==== RAW RECORDS ====
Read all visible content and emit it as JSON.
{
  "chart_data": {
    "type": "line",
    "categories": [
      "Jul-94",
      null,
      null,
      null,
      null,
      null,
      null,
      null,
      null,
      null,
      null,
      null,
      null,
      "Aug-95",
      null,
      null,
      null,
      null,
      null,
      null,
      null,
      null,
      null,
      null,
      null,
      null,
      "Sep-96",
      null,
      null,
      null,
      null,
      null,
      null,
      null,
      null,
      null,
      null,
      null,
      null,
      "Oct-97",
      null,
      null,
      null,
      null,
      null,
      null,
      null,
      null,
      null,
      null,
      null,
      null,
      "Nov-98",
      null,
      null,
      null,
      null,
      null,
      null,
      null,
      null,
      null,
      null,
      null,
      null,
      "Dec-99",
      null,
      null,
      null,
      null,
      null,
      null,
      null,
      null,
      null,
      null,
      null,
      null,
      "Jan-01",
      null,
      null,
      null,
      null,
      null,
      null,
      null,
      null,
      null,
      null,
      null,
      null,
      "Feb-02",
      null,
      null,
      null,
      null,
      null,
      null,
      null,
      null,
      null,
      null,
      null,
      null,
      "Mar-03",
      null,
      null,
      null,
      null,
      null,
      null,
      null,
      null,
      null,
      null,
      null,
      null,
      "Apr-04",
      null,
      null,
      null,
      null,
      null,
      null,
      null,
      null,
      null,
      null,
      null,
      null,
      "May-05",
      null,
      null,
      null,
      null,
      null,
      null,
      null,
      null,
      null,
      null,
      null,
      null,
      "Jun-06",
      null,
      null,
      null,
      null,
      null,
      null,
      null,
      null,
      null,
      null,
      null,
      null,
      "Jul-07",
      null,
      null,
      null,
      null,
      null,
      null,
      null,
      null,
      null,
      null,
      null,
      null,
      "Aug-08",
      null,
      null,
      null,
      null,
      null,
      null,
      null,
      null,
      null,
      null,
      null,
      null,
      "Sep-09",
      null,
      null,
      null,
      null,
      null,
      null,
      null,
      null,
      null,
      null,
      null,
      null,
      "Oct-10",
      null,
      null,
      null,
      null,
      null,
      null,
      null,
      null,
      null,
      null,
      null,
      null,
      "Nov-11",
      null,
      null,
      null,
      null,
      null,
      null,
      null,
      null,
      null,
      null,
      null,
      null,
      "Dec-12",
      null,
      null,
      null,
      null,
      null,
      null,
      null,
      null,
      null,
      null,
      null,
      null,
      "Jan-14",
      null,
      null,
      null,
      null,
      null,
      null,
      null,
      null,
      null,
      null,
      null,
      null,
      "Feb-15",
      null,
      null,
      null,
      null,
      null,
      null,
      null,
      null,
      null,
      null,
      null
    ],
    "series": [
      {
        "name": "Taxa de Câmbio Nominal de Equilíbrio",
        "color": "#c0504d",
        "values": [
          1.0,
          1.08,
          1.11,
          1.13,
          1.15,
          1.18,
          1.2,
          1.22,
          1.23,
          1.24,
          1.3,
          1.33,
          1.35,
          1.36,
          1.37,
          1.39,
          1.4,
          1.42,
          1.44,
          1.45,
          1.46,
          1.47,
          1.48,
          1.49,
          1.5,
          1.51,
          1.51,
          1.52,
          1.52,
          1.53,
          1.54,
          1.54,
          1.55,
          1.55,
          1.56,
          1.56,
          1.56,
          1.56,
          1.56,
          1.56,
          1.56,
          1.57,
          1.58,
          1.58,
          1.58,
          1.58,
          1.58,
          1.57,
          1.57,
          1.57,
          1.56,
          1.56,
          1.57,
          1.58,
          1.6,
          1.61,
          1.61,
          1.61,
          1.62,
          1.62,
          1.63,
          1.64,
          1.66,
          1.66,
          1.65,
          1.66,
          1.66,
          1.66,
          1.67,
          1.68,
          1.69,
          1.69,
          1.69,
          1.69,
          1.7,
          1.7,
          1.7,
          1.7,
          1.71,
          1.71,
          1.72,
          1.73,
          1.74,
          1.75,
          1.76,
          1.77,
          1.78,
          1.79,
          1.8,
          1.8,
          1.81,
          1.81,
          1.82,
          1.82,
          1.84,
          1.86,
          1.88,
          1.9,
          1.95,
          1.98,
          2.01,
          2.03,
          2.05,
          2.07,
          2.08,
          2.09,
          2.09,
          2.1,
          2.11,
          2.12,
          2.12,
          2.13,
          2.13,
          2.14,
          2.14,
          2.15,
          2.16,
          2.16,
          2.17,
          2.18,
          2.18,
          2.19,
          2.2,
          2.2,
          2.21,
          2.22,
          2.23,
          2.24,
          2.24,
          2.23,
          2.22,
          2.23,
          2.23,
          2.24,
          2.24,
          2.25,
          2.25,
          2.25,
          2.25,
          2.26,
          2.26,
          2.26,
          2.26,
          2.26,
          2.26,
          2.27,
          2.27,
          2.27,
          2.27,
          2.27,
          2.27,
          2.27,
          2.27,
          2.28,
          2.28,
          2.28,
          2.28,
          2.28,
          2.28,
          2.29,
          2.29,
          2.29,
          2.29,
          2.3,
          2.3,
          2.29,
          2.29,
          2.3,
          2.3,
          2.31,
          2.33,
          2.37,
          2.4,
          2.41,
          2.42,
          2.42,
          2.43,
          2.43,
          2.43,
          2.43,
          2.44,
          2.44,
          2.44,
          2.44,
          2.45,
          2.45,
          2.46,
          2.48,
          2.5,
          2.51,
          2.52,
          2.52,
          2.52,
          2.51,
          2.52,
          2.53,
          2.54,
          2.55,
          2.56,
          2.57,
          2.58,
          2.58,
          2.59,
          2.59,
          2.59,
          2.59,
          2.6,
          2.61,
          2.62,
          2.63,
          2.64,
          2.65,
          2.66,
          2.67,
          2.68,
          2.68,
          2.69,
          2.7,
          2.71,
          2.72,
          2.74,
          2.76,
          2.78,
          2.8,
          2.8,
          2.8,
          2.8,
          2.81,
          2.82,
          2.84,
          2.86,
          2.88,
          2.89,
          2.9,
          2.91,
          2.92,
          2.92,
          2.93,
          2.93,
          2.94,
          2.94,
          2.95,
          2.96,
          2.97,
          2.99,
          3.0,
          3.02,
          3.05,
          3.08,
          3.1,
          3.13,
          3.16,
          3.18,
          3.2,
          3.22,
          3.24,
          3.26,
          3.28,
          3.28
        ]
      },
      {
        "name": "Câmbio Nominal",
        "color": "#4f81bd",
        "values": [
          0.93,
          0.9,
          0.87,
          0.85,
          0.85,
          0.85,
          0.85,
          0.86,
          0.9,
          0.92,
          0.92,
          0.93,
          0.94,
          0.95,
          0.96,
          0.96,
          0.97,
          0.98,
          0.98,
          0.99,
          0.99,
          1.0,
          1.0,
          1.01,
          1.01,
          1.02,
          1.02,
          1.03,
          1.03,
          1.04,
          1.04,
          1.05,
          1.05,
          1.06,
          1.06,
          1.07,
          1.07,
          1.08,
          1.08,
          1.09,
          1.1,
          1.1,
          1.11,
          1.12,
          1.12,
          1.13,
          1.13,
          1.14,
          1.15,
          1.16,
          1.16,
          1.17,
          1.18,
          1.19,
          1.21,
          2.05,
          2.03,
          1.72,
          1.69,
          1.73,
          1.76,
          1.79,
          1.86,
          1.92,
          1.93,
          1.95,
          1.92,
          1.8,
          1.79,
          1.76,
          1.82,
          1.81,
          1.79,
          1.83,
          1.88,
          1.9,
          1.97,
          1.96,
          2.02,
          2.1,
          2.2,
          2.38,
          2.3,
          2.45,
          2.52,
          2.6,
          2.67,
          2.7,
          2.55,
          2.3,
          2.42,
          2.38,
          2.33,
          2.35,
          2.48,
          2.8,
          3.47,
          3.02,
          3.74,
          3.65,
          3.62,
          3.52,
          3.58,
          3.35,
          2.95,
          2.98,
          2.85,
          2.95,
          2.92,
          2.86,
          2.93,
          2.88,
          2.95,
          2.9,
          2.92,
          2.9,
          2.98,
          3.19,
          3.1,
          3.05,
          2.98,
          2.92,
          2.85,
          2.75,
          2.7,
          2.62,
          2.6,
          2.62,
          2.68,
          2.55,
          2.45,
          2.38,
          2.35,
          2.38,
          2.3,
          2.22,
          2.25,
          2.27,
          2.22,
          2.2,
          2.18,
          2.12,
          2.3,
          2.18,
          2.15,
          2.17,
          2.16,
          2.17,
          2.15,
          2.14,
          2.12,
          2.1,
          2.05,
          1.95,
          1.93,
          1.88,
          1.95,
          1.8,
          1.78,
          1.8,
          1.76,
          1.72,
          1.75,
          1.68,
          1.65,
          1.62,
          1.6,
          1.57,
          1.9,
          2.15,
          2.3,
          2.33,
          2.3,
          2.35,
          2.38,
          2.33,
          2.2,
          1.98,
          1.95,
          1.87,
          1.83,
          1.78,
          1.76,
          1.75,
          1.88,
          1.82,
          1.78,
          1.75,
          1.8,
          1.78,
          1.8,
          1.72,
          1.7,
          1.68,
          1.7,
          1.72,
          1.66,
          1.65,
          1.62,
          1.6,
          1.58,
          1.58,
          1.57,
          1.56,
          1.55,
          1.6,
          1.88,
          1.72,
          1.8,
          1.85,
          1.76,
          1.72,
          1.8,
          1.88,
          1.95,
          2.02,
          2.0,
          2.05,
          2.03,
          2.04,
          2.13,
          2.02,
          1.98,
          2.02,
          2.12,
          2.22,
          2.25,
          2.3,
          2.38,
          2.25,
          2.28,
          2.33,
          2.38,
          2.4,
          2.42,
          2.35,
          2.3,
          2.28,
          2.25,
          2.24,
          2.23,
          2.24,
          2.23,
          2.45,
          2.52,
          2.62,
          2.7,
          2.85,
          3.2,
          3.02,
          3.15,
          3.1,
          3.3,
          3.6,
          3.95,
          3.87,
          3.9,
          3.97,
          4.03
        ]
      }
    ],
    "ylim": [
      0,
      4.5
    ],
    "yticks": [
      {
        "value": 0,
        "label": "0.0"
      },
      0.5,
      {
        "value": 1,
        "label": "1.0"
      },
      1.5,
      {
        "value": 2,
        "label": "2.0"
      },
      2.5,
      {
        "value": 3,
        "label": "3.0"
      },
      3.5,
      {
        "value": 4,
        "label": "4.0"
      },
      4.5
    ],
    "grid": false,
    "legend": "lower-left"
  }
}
====
◆ TO DO ◆
Find how many lines in the records contain the string "Nominal", then give the number alone.

◆ ANSWER FOR THE TASK ◆
2